** start of Entries provided **

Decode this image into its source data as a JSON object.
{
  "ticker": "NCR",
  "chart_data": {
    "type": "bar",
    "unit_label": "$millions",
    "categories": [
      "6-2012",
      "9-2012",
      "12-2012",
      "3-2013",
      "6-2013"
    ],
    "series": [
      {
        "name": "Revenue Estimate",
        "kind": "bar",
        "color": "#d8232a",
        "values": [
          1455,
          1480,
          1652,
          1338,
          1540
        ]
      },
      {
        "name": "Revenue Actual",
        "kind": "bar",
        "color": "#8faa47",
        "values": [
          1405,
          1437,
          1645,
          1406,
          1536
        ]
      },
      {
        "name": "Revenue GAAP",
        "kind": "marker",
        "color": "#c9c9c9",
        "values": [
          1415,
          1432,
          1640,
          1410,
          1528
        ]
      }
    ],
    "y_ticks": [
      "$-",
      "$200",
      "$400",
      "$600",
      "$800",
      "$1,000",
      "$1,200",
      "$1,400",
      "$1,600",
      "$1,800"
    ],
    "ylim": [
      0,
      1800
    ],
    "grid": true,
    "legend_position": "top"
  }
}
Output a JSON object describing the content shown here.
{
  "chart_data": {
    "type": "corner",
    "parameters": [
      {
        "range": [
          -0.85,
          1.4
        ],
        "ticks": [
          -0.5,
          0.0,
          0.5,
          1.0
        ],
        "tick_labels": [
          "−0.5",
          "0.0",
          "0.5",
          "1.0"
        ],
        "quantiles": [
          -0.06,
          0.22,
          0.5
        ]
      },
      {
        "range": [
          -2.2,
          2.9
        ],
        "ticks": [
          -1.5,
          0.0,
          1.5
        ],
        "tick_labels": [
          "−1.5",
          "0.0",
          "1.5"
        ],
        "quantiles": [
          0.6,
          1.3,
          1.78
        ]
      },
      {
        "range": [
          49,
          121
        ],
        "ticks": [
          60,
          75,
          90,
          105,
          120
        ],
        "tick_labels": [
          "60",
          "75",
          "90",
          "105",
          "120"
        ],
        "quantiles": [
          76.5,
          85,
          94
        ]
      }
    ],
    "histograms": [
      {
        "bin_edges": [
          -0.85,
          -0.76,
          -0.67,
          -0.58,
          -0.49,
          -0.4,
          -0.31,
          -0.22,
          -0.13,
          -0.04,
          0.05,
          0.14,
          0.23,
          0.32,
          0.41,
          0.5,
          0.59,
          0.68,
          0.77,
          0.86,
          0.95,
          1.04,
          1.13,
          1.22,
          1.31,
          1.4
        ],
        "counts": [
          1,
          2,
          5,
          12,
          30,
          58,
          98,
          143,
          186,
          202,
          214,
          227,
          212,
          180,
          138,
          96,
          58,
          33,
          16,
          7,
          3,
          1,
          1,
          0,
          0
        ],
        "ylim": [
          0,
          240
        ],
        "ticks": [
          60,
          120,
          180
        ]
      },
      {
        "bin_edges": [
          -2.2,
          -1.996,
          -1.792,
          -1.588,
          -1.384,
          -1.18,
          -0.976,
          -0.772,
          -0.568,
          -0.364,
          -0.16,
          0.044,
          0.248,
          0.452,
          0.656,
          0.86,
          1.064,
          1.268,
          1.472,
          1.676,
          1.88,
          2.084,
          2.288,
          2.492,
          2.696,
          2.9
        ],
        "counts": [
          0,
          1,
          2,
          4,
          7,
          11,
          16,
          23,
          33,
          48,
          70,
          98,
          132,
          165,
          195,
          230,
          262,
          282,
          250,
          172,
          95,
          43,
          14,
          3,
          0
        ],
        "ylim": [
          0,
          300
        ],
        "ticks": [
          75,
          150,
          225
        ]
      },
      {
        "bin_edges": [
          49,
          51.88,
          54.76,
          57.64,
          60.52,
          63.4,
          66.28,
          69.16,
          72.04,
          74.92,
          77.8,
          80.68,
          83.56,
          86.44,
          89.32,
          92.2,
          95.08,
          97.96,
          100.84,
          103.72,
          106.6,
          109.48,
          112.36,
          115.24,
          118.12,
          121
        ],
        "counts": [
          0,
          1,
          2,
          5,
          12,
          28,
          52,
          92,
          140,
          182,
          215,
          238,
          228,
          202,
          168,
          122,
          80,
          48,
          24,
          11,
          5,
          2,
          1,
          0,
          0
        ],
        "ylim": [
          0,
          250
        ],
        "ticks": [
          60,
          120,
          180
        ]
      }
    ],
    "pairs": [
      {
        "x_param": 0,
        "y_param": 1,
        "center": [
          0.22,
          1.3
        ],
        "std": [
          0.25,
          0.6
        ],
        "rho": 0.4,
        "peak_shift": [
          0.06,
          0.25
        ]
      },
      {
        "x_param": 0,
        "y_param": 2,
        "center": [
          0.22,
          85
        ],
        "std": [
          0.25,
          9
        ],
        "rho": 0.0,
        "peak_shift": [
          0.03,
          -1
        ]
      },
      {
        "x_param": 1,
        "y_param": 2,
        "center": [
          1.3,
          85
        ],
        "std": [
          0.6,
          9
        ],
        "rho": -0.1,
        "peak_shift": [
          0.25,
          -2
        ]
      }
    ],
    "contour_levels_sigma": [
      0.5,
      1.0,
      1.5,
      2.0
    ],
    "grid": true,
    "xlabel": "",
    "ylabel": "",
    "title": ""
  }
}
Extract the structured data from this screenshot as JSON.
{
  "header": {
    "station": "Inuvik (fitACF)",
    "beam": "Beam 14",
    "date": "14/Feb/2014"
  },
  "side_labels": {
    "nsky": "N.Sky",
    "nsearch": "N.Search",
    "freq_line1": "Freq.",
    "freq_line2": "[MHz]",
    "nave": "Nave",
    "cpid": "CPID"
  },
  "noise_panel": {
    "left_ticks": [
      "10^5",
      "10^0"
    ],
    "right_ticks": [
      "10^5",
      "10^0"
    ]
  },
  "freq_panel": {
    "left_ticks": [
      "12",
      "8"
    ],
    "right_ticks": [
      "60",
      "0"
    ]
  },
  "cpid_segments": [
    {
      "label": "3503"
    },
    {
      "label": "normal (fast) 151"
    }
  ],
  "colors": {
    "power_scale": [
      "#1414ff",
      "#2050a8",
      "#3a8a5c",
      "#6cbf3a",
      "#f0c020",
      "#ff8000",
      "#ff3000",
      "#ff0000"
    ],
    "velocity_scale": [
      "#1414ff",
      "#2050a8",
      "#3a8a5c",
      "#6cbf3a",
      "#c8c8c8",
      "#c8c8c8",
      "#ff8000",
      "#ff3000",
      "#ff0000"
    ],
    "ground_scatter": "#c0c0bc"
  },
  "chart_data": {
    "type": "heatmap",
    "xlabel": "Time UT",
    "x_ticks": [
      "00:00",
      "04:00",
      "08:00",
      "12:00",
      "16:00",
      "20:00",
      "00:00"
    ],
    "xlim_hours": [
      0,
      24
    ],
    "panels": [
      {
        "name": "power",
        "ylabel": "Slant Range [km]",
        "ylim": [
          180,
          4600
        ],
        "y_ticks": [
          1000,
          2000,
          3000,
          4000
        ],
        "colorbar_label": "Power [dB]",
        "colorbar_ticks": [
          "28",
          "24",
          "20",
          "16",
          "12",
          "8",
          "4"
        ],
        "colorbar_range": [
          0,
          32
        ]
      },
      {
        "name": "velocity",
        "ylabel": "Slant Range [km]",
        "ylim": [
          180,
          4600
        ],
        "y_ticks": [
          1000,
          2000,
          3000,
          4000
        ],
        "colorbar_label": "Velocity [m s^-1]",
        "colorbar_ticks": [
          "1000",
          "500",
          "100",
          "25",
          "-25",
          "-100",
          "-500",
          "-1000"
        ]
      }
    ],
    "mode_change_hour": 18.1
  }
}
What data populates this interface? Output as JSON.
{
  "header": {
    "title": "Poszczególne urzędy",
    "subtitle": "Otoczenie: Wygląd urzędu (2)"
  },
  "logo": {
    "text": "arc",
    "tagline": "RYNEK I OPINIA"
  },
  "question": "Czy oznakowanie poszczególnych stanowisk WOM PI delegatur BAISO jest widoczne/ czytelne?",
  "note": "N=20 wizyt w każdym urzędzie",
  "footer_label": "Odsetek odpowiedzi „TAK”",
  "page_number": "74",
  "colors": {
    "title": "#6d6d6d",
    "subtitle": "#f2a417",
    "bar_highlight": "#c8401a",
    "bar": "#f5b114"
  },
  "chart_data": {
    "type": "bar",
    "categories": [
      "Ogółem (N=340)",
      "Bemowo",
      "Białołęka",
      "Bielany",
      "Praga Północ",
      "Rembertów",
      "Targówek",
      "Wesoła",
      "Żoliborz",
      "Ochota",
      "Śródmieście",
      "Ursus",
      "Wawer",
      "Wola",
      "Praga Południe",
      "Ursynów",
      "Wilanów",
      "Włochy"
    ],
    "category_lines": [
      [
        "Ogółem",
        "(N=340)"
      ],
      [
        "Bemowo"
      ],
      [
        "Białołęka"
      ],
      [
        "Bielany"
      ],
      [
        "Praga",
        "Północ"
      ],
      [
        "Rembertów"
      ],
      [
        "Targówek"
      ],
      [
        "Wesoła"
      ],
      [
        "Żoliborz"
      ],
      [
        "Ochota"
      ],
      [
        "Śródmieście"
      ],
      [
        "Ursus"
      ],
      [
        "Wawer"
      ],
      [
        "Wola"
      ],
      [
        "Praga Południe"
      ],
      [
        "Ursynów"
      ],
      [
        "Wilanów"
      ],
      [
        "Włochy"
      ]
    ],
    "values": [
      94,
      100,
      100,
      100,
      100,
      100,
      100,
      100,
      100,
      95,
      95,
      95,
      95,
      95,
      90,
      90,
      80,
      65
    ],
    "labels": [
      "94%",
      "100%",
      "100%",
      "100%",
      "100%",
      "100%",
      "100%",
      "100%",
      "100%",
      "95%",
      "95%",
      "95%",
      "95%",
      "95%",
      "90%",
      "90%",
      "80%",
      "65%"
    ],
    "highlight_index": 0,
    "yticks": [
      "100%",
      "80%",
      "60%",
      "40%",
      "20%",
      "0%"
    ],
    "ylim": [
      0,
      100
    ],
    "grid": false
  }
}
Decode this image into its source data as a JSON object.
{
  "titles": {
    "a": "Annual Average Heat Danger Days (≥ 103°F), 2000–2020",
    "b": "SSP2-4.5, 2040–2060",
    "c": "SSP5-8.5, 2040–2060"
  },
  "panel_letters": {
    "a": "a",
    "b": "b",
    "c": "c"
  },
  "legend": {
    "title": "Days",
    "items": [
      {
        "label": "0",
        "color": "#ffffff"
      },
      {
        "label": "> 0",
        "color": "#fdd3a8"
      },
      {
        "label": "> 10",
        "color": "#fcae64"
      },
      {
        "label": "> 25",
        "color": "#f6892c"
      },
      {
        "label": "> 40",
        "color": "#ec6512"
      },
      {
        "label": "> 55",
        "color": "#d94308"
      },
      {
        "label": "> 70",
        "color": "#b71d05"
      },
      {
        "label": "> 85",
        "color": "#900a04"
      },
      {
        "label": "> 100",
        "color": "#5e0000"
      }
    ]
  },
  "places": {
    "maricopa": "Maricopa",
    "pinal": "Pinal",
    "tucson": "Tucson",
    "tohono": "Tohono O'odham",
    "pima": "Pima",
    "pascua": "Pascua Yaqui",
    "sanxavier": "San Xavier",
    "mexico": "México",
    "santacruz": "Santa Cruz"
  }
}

** end of Entries provided **

- [What is asked]: Show every line of the records above that contains the word "Output".

- [Result of this task]:
Output a JSON object describing the content shown here.
What data populates this interface? Output as JSON.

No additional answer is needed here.